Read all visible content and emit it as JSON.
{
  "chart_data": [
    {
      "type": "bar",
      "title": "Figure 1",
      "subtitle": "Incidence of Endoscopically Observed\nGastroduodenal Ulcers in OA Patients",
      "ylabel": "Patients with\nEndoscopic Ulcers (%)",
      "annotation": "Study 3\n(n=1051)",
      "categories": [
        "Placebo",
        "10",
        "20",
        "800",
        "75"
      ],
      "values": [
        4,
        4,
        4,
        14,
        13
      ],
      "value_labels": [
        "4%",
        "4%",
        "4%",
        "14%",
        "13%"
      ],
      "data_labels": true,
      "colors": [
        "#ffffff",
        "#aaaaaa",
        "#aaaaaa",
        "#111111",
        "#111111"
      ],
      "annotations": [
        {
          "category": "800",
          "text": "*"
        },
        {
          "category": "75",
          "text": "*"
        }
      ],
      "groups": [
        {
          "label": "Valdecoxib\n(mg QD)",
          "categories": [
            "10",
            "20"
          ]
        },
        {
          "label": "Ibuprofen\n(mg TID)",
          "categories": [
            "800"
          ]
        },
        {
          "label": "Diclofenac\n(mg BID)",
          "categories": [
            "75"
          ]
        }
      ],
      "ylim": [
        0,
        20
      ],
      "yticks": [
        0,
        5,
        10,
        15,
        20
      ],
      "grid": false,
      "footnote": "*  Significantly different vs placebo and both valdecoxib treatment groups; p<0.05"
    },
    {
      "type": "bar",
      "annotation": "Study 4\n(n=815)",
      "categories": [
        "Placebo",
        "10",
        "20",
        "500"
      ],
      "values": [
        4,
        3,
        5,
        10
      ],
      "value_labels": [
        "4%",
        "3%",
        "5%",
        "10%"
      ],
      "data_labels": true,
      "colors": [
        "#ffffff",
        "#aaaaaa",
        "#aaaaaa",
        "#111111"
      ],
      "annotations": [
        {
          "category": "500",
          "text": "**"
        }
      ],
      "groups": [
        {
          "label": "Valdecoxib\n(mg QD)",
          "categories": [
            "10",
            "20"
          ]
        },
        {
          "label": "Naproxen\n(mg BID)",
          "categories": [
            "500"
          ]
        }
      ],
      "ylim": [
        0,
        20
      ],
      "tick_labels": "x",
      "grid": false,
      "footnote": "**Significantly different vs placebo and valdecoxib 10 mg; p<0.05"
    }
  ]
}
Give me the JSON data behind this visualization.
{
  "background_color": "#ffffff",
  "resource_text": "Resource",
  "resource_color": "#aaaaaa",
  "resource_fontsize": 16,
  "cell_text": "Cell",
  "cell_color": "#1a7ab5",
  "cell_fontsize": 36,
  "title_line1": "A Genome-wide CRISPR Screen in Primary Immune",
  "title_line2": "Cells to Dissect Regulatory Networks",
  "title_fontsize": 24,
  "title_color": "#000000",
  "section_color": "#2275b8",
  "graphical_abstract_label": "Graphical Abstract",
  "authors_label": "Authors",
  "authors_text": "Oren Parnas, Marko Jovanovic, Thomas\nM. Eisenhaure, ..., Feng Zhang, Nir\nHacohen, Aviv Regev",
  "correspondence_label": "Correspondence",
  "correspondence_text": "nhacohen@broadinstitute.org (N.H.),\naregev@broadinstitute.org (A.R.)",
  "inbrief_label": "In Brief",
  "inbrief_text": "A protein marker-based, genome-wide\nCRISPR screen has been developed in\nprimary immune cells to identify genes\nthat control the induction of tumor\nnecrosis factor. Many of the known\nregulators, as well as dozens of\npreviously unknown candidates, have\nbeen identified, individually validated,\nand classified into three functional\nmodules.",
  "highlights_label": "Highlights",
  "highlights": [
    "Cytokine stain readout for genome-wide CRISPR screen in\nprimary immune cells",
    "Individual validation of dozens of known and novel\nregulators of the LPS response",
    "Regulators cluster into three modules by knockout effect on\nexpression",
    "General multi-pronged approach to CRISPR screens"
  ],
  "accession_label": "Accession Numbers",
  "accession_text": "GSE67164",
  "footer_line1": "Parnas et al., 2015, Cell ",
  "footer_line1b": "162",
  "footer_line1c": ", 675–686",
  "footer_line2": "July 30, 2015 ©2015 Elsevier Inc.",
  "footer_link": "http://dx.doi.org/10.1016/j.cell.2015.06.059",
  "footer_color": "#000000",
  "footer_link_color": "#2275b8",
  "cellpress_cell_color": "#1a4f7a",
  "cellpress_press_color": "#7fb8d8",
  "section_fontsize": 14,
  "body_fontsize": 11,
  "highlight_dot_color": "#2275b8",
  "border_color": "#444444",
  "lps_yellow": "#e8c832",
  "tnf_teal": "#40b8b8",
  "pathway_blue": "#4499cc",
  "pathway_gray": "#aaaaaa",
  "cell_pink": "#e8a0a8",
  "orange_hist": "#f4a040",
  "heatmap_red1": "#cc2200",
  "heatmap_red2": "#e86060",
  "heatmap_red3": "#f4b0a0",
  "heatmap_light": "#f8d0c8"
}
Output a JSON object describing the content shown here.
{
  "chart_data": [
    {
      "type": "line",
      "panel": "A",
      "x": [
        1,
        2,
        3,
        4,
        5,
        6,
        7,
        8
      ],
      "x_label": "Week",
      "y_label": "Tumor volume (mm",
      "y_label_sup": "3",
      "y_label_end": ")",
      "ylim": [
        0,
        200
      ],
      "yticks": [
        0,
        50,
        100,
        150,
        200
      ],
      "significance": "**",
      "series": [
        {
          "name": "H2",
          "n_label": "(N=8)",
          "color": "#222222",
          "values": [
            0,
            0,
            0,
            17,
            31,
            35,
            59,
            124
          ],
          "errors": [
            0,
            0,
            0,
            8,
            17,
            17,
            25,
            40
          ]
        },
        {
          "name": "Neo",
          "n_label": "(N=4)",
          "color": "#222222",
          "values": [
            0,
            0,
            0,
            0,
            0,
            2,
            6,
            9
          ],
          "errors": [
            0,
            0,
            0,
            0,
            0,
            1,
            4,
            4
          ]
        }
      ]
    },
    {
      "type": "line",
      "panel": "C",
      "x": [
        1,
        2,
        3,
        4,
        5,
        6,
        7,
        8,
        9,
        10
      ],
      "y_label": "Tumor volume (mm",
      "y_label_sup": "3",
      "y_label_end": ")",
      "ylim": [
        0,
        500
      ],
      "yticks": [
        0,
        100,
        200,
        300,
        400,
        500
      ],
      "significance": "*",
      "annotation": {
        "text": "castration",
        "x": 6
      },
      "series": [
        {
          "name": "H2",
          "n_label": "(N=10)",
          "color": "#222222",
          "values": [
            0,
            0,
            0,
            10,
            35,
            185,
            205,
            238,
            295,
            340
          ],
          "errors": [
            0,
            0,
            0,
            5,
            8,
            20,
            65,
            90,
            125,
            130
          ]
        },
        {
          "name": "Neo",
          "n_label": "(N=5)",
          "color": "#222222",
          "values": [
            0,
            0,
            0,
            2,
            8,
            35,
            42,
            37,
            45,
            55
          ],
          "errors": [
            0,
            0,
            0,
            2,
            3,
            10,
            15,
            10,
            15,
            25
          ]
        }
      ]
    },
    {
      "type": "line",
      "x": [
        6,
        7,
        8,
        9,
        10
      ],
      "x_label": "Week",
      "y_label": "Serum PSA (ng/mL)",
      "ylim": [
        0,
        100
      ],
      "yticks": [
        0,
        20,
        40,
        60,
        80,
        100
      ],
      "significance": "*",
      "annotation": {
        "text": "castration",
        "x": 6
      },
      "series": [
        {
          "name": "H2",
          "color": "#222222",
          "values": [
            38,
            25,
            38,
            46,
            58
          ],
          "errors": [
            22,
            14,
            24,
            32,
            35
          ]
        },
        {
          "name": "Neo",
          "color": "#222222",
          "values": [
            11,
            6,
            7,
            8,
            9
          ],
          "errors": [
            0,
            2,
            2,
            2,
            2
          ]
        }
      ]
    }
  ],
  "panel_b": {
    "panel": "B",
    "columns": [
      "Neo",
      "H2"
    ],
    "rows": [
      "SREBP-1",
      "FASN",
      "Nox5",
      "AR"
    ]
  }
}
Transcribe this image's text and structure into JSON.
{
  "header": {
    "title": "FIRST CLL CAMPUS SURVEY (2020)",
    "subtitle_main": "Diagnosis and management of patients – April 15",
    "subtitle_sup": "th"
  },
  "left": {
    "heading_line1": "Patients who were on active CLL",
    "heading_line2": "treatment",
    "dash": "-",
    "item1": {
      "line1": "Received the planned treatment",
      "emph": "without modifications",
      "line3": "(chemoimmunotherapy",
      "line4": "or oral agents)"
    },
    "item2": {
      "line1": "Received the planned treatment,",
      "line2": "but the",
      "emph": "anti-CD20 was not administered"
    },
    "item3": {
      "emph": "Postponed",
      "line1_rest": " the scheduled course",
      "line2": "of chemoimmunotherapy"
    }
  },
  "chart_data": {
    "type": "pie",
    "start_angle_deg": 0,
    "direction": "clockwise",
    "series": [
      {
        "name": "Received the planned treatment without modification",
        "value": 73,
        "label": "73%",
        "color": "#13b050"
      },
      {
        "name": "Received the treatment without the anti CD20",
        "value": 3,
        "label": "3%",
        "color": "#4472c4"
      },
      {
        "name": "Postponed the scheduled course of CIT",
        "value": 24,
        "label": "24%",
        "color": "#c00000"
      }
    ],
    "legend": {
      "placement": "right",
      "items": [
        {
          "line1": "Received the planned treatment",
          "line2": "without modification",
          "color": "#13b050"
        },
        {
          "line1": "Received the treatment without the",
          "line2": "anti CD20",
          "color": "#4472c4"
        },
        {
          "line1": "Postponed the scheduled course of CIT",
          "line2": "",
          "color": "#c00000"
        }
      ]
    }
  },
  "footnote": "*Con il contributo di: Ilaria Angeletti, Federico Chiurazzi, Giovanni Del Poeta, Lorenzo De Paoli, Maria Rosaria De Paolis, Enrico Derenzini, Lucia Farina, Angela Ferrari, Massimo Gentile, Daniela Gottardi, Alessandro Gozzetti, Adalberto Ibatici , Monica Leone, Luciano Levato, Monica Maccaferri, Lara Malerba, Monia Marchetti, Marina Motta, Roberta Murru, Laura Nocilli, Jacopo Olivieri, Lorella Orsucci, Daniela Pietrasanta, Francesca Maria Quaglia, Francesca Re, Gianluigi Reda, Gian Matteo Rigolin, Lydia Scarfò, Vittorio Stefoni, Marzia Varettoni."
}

Exercise details:
With "anti" as the search string, filter the records and return each line that has it.

Exercise answer:
      "emph": "anti-CD20 was not administered"
        "name": "Received the treatment without the anti CD20",
          "line2": "anti CD20",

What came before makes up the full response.